[INSTRUCTIONS FOR THE TASK] Compile every line that includes the word "density".

........

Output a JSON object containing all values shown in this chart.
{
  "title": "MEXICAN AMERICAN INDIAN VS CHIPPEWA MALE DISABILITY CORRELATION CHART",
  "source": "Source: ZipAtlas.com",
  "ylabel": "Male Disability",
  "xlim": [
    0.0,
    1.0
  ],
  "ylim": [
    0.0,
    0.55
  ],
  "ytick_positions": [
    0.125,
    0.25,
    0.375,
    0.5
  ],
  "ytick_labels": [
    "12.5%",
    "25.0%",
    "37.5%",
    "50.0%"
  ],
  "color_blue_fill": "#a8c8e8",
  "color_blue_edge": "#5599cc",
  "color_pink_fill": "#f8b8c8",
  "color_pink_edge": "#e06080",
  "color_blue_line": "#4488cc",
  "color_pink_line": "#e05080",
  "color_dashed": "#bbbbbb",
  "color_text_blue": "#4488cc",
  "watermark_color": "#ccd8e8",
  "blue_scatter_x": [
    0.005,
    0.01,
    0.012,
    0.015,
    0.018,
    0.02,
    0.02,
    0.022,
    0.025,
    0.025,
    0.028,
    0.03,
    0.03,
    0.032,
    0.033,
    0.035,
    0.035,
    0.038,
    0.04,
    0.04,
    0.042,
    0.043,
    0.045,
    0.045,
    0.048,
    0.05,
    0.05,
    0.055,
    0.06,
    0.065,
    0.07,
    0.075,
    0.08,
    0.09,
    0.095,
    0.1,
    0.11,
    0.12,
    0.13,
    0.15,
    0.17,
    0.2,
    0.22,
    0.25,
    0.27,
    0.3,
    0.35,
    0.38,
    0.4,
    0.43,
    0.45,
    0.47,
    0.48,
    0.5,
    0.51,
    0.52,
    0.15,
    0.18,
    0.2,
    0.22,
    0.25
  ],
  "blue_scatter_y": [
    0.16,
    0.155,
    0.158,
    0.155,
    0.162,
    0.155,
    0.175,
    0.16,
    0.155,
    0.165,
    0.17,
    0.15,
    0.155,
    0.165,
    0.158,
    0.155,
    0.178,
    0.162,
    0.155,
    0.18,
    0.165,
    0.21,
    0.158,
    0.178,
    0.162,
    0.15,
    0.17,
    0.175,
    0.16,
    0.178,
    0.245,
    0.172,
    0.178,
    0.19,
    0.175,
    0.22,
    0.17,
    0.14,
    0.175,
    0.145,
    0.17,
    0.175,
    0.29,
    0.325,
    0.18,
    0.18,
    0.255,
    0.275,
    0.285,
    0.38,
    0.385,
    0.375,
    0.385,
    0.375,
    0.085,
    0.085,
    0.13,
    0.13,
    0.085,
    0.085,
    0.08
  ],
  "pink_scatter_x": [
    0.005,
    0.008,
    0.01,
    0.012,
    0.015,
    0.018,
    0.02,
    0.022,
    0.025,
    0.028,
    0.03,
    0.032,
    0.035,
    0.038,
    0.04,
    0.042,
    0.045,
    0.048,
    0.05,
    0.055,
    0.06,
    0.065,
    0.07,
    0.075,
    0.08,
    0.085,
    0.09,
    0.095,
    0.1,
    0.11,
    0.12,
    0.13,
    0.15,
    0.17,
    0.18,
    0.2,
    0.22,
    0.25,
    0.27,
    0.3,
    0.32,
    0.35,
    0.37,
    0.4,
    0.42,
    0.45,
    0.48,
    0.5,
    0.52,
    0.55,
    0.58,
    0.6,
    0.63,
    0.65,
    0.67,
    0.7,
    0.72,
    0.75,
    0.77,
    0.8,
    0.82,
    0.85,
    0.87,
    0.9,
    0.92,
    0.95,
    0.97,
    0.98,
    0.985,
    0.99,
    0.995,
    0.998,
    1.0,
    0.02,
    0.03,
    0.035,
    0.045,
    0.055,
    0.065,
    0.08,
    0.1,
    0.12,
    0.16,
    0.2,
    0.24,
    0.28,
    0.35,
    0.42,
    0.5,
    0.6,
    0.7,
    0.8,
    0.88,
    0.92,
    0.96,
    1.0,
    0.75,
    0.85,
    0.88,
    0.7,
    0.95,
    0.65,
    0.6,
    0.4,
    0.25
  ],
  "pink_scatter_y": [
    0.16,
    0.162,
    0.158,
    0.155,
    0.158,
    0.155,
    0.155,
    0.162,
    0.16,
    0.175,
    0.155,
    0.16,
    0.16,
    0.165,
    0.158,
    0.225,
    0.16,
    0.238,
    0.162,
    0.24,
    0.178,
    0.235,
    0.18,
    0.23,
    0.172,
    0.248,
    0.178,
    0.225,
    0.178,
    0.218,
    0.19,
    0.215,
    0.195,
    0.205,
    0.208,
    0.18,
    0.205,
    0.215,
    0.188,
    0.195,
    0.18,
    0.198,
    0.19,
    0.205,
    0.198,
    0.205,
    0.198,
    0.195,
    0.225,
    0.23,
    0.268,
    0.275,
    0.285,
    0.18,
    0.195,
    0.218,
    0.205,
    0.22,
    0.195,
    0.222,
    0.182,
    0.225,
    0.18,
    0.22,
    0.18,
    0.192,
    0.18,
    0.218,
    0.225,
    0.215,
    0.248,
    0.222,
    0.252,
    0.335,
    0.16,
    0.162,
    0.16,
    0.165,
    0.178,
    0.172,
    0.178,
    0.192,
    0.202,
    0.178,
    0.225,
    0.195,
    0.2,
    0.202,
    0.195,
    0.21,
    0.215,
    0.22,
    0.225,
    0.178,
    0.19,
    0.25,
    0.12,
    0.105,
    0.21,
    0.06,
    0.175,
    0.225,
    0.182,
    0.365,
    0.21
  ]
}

........

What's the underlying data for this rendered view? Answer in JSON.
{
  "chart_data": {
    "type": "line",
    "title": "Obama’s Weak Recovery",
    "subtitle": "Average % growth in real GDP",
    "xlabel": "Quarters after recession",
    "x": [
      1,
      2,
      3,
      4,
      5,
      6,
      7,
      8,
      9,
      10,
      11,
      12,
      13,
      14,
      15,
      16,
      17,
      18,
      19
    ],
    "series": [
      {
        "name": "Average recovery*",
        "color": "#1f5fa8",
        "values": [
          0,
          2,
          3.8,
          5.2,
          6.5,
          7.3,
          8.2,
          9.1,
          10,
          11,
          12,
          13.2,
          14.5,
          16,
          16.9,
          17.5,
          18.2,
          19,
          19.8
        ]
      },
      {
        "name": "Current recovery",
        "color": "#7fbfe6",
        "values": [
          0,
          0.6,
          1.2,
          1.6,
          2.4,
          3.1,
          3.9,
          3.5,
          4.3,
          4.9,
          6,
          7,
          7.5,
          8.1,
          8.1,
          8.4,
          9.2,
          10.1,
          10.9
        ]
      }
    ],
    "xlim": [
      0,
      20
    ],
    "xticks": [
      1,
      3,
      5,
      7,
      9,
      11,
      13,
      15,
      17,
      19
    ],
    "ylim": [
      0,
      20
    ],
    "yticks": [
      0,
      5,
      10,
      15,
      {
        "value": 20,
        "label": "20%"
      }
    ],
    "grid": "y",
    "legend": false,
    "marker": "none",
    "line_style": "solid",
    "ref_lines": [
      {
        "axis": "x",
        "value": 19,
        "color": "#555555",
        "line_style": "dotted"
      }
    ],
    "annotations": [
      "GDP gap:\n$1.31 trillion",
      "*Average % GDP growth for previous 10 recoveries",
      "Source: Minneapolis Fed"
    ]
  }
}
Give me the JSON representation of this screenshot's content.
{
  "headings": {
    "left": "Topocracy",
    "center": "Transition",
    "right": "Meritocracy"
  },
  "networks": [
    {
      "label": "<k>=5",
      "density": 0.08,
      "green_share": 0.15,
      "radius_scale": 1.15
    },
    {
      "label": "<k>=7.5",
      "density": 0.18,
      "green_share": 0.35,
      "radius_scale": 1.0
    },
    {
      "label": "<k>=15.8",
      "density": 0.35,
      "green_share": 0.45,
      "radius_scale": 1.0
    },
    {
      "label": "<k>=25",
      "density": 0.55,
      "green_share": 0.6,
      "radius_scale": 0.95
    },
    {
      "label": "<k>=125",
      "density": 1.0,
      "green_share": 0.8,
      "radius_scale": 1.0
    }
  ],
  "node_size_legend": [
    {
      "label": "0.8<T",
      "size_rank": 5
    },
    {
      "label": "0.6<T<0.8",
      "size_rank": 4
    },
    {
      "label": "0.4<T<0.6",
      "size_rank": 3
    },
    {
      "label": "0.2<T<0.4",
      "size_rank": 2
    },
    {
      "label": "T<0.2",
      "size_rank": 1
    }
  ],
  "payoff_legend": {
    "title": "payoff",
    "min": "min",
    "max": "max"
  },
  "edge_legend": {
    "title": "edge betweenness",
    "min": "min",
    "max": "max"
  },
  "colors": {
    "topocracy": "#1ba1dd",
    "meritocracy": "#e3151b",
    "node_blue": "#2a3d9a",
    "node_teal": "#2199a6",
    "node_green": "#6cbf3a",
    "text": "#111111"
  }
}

........

[RESPONSE TO THIS TASK]
      "density": 0.08,
      "density": 0.18,
      "density": 0.35,
      "density": 0.55,
      "density": 1.0,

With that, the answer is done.